◆ **WHAT YOU NEED TO DO**:
Select the lines of the records containing the word "character" and list them.
--
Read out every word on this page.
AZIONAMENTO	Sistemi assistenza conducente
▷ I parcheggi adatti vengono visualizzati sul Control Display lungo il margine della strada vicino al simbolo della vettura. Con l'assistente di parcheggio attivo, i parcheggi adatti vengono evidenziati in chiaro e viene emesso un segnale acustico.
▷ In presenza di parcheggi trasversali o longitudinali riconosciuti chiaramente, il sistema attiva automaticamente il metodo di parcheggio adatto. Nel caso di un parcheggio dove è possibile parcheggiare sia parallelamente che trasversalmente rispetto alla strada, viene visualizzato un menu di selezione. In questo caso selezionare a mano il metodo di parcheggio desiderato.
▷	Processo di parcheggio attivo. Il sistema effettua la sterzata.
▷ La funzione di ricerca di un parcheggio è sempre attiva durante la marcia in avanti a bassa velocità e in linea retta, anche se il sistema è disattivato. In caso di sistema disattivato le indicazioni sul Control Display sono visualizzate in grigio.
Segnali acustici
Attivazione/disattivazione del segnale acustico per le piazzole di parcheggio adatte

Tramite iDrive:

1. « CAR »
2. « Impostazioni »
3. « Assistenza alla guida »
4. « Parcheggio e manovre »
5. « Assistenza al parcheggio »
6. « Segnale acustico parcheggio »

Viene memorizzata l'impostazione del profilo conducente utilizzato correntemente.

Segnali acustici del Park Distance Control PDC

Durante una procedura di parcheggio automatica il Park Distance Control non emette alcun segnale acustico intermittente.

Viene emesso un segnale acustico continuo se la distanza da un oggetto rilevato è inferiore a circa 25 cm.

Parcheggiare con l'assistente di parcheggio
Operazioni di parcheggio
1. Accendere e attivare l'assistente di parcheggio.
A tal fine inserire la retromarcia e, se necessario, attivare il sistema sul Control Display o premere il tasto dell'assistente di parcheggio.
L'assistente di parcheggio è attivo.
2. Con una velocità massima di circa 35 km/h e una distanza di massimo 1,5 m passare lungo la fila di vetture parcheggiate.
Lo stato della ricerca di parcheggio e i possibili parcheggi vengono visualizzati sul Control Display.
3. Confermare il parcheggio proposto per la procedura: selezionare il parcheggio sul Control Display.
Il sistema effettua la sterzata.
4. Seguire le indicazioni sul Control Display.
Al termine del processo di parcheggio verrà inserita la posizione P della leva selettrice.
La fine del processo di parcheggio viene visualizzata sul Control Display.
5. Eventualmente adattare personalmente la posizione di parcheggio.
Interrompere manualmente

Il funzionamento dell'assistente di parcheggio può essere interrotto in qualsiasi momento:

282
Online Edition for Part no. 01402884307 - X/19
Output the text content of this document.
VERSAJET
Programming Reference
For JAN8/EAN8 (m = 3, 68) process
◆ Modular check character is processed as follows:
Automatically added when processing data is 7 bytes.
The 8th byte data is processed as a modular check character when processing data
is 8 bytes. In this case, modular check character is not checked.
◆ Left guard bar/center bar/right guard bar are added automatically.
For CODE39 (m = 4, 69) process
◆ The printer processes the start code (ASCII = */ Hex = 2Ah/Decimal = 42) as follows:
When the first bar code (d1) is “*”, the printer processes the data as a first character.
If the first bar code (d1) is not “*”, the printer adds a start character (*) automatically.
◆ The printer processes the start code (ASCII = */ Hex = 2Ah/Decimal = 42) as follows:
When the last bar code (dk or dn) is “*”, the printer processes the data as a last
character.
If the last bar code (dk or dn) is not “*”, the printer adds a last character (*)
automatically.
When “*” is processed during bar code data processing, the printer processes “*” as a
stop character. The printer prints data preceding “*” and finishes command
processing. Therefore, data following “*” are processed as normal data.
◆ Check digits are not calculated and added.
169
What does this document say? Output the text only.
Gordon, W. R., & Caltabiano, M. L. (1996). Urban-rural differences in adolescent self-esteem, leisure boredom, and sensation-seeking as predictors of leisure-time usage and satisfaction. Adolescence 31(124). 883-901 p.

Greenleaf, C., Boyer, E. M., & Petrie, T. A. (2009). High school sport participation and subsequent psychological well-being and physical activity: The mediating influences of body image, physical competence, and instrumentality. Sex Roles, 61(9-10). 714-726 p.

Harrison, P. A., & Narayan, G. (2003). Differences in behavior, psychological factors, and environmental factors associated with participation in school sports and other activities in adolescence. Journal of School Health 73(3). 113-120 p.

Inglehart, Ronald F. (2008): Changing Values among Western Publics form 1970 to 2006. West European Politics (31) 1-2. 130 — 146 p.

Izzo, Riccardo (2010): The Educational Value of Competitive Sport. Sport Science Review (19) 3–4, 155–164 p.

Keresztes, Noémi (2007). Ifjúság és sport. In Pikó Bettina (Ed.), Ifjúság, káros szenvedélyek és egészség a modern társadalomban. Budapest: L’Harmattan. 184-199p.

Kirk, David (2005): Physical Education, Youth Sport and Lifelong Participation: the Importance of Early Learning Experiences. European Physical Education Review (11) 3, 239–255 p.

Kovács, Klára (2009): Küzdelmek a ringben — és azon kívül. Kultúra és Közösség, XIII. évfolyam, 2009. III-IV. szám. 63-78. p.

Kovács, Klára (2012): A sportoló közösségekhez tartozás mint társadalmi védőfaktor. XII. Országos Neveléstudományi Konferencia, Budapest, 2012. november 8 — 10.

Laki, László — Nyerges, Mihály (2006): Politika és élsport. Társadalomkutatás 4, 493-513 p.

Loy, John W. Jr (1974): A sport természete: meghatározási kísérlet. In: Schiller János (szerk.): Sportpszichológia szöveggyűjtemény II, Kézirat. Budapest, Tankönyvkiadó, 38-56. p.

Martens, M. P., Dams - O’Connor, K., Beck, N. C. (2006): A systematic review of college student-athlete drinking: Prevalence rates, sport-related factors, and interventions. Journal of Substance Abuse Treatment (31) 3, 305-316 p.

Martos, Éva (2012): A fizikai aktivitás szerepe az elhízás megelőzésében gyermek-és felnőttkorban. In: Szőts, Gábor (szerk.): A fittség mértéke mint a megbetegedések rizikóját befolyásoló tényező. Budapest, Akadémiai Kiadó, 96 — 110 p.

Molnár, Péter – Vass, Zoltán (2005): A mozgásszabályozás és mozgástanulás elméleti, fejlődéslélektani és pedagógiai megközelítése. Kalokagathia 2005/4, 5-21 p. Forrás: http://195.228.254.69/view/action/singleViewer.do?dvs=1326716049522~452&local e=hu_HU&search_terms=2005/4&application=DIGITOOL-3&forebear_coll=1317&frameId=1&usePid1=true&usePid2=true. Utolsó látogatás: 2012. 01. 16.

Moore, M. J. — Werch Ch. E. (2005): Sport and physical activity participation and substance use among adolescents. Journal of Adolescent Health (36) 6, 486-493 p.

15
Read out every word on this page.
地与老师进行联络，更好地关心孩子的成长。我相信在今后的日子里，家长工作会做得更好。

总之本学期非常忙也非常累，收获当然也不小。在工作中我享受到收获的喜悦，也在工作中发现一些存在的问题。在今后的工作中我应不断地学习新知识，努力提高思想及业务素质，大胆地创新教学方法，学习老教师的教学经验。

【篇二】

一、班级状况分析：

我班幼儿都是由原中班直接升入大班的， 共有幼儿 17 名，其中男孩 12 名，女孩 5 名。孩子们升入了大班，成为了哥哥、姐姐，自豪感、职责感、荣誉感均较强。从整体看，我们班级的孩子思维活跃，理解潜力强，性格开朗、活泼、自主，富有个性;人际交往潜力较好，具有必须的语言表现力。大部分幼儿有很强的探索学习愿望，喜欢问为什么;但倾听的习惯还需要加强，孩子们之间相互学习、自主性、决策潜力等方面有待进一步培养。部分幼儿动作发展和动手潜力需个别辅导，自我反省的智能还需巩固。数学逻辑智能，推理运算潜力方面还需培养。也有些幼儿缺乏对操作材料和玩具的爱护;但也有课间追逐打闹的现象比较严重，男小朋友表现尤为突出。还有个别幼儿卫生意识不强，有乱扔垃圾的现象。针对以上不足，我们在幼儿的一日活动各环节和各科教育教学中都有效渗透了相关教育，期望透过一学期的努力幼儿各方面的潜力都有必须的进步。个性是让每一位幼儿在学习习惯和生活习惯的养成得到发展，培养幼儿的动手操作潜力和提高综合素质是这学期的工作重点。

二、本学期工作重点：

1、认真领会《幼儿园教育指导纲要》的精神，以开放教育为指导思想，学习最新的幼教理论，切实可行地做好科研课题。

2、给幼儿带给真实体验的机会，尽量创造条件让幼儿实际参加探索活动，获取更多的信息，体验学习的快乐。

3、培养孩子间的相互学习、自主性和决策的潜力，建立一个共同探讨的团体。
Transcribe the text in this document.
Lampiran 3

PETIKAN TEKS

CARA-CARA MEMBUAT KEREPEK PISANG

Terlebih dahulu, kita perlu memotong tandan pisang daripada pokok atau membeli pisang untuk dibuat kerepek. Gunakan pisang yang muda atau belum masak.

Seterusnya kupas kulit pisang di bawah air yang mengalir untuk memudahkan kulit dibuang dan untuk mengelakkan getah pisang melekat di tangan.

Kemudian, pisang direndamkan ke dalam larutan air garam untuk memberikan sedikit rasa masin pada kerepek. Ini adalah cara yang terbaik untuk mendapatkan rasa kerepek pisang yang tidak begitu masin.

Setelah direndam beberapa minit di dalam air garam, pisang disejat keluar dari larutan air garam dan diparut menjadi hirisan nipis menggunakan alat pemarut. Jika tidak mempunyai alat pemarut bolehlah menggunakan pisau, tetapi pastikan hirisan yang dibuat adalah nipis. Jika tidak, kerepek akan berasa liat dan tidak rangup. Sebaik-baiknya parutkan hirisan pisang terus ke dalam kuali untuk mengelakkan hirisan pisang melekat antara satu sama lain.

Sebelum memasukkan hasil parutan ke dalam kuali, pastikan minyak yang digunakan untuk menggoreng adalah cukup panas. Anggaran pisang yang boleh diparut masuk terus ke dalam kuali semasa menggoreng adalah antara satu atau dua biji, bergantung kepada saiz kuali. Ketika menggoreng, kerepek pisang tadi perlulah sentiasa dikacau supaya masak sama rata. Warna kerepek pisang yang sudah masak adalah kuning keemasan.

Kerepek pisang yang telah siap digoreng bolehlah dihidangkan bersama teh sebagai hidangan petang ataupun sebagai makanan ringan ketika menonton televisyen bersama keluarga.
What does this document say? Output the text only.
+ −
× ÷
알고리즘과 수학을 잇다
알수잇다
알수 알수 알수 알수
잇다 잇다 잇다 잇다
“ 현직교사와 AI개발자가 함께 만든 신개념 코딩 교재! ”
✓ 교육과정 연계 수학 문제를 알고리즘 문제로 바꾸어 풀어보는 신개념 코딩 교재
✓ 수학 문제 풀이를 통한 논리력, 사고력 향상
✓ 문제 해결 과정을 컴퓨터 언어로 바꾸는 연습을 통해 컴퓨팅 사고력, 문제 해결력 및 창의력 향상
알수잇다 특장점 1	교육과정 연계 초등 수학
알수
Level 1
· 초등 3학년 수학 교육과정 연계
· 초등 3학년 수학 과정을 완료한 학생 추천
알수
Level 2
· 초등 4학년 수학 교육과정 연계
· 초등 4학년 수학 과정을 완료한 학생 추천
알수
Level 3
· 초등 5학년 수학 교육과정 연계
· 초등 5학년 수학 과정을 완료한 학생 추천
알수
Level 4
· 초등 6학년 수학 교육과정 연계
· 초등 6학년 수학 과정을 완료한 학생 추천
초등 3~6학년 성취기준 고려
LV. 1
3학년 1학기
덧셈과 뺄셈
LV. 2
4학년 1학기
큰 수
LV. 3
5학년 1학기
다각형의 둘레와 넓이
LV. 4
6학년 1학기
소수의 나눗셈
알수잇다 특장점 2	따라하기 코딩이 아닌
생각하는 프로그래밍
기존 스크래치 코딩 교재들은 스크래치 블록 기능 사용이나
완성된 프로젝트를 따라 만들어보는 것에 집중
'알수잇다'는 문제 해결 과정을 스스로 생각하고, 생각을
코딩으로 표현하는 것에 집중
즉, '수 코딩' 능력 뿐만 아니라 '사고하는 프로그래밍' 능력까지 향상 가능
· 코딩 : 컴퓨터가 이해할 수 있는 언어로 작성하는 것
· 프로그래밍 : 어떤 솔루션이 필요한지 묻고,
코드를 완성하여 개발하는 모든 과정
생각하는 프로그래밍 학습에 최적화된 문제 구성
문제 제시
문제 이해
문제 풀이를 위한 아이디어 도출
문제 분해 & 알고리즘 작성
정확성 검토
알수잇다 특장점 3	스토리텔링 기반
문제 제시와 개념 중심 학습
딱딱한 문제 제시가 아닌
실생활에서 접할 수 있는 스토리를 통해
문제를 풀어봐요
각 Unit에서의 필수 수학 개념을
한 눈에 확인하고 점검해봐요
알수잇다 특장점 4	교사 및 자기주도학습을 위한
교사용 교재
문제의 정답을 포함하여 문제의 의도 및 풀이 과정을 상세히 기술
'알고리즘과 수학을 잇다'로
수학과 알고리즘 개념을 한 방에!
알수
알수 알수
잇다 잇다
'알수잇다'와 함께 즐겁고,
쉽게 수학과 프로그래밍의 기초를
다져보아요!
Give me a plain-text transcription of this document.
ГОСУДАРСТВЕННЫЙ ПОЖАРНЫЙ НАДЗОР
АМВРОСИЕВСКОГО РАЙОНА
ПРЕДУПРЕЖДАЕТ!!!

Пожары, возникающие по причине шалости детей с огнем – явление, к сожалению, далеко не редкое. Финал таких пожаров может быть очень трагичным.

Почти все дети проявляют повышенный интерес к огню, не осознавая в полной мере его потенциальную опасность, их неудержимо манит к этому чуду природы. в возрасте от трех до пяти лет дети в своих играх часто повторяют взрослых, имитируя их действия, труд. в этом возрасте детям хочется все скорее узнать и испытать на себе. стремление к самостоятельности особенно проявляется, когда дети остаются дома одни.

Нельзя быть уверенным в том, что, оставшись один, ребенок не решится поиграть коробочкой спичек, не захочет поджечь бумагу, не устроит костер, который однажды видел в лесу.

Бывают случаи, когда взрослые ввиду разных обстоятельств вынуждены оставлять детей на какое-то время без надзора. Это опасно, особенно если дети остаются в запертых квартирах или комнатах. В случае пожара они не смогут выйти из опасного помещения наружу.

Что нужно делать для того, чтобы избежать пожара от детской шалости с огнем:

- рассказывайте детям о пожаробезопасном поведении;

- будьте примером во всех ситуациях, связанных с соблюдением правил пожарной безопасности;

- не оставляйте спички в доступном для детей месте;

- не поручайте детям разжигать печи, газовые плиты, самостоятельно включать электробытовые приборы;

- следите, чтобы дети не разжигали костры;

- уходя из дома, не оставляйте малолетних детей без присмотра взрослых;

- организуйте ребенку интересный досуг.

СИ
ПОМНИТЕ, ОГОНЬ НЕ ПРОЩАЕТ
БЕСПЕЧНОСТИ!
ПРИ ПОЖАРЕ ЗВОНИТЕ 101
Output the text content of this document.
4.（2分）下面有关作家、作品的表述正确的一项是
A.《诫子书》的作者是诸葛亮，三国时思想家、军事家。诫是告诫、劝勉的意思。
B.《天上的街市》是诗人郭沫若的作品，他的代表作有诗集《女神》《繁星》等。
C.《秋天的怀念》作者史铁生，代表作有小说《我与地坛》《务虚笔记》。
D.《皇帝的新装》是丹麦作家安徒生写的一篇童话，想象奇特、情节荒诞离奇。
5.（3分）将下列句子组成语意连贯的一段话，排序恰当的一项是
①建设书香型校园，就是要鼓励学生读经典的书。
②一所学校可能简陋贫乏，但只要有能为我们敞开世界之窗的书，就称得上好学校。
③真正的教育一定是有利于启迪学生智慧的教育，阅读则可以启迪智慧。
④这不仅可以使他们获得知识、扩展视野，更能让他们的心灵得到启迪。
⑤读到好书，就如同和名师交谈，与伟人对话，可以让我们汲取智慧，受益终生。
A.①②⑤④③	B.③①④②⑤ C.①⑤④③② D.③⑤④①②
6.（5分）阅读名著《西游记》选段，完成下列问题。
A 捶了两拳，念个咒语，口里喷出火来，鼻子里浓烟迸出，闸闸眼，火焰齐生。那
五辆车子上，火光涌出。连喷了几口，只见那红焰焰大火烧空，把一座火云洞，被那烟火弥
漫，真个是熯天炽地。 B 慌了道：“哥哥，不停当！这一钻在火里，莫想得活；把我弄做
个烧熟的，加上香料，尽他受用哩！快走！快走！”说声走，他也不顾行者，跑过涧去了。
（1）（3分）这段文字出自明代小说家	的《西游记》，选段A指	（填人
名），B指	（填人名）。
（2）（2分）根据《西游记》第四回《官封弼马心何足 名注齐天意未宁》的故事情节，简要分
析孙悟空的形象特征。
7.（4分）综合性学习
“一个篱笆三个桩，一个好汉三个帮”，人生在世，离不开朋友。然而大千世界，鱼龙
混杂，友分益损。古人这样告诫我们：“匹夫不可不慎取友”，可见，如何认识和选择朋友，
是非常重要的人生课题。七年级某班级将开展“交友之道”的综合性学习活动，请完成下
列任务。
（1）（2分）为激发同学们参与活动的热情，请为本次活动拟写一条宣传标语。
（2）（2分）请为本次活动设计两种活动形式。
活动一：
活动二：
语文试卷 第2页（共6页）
--
◆ **ANSWER BELOW**:
◆ Modular check character is processed as follows:
The 8th byte data is processed as a modular check character when processing data
is 8 bytes. In this case, modular check character is not checked.
When the first bar code (d1) is “*”, the printer processes the data as a first character.
If the first bar code (d1) is not “*”, the printer adds a start character (*) automatically.
character.
If the last bar code (dk or dn) is not “*”, the printer adds a last character (*)
stop character. The printer prints data preceding “*” and finishes command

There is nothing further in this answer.